> Text to read:

• • • • •

Whether Mr. Kasparov can parlay Russians' unhappiness over government crackdowns on dissent into a political career is another matter. Mr. Kasparov, who was once honored by a think tank tied to the top of the U.S. security establishment, plays into dark Kremlin warnings about supposed American plans to mount a Ukraine-style democratic revolution in Russia.
His crazy-quilt coalition underlines how hard it will be for critics to mount a serious challenge when Russia picks a new president next year. Mr. Kasparov is one of four leaders of the opposition coalition, called The Other Russia. Some members complain he is pushing too fast toward a collision with the authorities. And fractures are forming over whom to run for president.
The coalition includes nationalists, Communists, human-rights activists, free-market liberals and anarchist bibliophiles -- groups whose main thing in common is that the regime shunts them aside. They pose little apparent threat to a president who has 70% approval ratings, after eight years of economic recovery and relative political stability. But Mr. Putin isn't eligible to run again in 2008.
The coalition has better luck getting attention outside Russia than in. Mr. Kasparov met with President Bush early this month at a democracy conference in Prague. Within Russia, organizers must rely on word of mouth and the Internet to spread news of their political rallies.
Married three times, the 44-year-old has lately shuttled between Moscow and New York. His spokesman says Mr. Kasparov's wife, for security reasons, has been living in New York since October, when she gave birth to their daughter. In Moscow, Mr. Kasparov lives on a back street with his mother, who schedules his appointments and coaches him in interviews.

• • • • •

> Raw records:
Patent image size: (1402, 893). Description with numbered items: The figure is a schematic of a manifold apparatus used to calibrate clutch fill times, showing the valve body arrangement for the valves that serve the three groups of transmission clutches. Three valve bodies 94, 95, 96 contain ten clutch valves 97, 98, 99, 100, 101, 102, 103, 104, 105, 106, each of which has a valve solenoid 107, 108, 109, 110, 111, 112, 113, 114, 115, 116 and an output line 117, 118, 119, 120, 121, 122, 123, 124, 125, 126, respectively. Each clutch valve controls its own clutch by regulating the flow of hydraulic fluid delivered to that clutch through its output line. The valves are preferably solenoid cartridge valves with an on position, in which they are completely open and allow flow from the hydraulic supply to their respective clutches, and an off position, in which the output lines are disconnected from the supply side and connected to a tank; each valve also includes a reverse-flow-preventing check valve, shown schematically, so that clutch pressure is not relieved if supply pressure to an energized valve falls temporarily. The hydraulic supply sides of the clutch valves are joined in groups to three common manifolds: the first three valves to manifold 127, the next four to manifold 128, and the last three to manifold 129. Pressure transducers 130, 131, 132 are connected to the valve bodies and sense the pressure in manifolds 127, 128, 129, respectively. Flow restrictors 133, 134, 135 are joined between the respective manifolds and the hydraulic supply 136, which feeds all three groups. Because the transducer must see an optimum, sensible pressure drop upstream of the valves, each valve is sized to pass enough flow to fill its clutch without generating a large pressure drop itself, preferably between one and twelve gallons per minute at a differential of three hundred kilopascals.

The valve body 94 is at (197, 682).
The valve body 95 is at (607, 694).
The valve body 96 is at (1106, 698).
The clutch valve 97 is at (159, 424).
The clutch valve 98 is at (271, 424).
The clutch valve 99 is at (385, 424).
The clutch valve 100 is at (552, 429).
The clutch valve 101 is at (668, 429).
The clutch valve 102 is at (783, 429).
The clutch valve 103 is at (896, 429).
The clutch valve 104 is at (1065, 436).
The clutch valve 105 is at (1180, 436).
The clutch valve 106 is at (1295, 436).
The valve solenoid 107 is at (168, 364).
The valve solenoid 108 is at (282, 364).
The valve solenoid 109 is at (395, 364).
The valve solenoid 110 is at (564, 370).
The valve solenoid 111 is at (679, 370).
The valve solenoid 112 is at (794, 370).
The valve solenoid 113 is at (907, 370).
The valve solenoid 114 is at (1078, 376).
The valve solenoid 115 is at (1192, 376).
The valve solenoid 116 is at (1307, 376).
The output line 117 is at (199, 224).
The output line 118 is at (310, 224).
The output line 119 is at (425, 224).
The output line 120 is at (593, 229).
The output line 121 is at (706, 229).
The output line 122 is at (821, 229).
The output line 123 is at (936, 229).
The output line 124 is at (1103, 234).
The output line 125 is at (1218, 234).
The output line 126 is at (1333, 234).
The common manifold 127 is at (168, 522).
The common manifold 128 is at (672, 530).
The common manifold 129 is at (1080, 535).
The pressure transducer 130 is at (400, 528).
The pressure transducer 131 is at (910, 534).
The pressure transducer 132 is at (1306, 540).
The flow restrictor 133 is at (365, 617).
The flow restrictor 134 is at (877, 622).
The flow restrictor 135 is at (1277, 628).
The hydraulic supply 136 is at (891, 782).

• • • • •

> What needs to be done:
Resume the article on Garry Kasparov's opposition coalition, continuing after its final sentence.

> Task result:
Long before entering politics, Mr. Kasparov tangled with Soviet sports authorities as an upstart chess player. Born in Soviet Azerbaijan to an Armenian mother and a Jewish father, he never found a comfortable place in the Communist establishment. Born Garry Weinstein, he took his mother's Armenian-sounding last name, Kasparyan, after his father died. Later he changed it to the more Russian form, Kasparov.
Prodded by his mother, Mr. Kasparov rose to become a chess grandmaster at 17. By 21, after trouncing opponents at home and abroad, he was the challenger to Anatoly Karpov, then the world champion and a revered figure in the Soviet Union.
They were a contrast. One chess writer, Gabriel Schoenfeld, likened Mr. Kasparov to dancer Mikhail Baryshnikov, calling his game "defiantly romantic" and full of bold forays and risk-taking. The writer said Mr. Karpov, 12 years older, played an apparatchik-like game of positional warfare.
Mr. Kasparov lost the first few games of their 1984 match but then dug in and began to stalemate Mr. Karpov, who became exhausted after months of playing. The World Chess Federation's chief canceled the match. At a new one the next year, Mr. Kasparov won and became the youngest world champion at the age of 22.
Previously silent on politics, he began to lash out at the Soviet system, which he called rotten beyond redemption. His critique made him a darling of anti-Communists in the U.S. The Center for Security Policy, a think tank advocating world peace through U.S. strength, gave Mr. Kasparov its Keeper of the Flame Award in 1991 and put him on its advisory board, many members of which were former Pentagon officials.
Mr. Kasparov says he accepted the award but nobody ever told him he was a member of the board and he never attended any meetings. He says he had his name removed from the think tank's Web site when political foes began to raise the issue.
Mr. Kasparov's anti-Communist views put him in sync with what came to be called neo-conservatism in the U.S. He became a contributing editor to The Wall Street Journal's editorial page.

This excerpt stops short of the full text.